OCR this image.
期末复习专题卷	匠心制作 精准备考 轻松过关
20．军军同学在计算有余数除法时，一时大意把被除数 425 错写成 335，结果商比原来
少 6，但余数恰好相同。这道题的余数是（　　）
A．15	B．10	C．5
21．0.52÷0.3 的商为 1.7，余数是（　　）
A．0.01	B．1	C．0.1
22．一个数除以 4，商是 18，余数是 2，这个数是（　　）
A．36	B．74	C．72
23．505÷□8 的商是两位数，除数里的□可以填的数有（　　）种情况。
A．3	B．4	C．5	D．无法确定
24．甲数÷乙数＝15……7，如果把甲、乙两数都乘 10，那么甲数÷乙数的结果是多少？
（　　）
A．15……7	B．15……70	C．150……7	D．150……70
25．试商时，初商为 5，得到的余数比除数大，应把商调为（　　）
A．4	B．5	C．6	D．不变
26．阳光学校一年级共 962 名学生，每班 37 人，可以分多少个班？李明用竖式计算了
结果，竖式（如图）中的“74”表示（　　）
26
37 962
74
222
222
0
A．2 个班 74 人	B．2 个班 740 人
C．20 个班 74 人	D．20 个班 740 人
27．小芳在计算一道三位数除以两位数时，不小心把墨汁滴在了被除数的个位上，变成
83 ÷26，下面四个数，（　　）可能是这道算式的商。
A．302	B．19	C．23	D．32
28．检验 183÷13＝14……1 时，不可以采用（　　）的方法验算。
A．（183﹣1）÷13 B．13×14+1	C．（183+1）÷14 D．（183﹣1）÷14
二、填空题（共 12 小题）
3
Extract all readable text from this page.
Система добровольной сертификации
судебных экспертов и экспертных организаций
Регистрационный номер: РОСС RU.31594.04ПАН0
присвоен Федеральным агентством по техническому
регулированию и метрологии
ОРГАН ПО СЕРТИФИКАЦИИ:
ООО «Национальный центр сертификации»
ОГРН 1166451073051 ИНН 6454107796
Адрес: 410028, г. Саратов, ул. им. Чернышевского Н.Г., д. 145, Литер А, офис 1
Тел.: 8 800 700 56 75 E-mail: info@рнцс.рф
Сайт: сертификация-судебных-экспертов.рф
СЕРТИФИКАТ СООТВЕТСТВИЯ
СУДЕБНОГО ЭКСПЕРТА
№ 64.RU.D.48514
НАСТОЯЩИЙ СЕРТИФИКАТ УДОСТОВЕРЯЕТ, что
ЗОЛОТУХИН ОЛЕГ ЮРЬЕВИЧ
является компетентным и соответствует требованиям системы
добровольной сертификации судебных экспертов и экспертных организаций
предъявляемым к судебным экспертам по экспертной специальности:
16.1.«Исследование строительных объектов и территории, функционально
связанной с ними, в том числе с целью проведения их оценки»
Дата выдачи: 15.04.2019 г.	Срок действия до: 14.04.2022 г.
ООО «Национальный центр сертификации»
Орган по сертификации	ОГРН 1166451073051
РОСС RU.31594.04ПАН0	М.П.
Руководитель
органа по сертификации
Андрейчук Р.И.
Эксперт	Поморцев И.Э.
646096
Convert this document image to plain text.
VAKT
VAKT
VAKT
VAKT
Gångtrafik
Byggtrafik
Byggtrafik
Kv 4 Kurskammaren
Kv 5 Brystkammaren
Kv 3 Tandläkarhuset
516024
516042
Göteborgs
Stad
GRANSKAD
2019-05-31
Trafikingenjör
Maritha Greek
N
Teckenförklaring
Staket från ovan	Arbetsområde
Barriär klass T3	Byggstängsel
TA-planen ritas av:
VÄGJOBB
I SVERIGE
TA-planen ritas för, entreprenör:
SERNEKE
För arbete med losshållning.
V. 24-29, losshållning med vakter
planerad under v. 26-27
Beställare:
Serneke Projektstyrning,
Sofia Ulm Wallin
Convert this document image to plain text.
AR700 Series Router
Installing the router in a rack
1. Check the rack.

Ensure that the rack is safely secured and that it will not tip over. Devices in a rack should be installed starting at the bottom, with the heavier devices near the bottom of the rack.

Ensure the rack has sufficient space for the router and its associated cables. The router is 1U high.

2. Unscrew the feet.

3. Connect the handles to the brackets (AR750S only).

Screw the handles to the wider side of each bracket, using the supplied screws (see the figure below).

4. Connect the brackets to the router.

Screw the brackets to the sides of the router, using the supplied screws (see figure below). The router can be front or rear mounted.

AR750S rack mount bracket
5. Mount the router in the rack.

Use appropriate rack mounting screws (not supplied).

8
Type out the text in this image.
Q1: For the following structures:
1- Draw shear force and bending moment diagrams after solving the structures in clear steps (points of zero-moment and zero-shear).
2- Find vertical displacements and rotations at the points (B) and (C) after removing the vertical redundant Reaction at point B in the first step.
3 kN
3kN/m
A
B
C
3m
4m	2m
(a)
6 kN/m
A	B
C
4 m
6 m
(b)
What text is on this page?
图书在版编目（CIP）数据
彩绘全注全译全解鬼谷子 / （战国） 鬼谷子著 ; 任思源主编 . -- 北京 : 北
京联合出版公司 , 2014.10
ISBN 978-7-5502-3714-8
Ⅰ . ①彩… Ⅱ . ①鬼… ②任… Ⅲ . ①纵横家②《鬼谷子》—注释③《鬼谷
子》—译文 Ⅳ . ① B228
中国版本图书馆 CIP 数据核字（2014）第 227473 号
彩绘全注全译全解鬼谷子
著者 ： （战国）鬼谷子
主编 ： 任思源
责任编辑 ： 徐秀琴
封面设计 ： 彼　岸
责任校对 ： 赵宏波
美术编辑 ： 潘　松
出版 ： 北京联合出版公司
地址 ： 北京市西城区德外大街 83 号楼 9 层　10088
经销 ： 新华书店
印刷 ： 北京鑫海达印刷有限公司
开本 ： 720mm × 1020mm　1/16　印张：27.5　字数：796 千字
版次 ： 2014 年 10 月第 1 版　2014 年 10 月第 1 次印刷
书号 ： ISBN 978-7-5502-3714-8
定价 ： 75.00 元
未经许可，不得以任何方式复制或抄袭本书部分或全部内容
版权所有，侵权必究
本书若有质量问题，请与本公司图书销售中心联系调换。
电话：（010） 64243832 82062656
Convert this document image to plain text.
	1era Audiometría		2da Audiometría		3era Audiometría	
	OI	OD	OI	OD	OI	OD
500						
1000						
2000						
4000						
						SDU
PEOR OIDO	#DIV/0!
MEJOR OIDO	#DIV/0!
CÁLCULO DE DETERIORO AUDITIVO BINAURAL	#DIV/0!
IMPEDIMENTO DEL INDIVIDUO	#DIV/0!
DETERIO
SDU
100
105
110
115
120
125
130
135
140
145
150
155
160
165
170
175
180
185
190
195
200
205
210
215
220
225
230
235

|---|

Task brief: Look through the material and copy each line that has "РОСС".

Solution to the exercise:
Регистрационный номер: РОСС RU.31594.04ПАН0
РОСС RU.31594.04ПАН0	М.П.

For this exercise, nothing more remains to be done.